■ **Your objective**: Give back a single number, the count of lines containing the word "label".

# START OF Working data

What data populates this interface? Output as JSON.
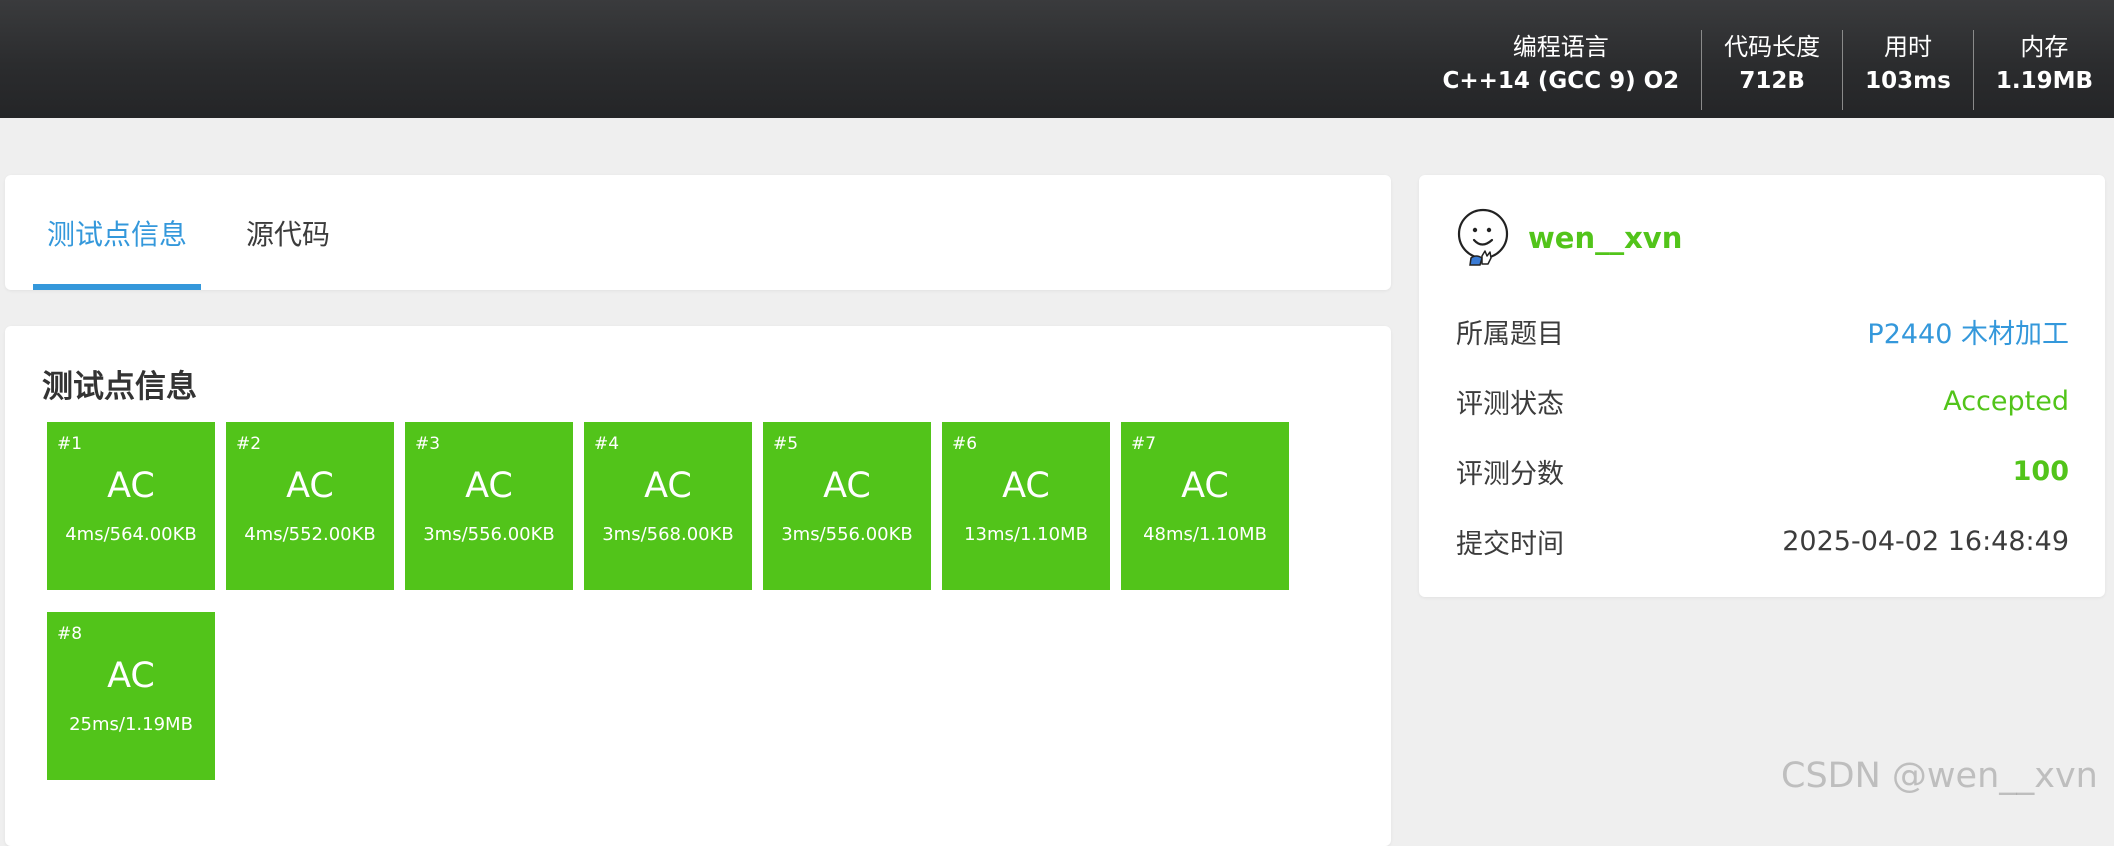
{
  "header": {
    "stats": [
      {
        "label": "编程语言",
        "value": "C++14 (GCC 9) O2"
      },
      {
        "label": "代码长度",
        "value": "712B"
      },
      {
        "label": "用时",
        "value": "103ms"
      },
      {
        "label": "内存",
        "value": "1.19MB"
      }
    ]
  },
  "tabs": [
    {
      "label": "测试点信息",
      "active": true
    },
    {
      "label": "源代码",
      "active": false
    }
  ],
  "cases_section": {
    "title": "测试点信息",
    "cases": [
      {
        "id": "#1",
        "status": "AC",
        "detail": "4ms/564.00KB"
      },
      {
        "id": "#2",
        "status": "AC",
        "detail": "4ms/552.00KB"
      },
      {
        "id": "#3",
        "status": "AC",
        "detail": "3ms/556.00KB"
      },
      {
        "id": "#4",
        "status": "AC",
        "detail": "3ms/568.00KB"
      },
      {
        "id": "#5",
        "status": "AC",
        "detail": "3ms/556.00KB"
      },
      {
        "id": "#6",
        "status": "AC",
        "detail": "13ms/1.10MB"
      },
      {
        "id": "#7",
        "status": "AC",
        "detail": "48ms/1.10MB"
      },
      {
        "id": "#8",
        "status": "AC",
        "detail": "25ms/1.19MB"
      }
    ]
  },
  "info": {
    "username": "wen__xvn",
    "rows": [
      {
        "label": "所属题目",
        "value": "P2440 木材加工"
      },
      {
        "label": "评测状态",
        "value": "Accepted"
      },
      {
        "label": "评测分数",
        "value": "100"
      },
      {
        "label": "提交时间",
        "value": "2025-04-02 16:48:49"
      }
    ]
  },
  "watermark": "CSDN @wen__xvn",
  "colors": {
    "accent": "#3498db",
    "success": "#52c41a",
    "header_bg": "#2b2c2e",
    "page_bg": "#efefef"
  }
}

# END OF Working data

■ **Solution for this exercise**: 10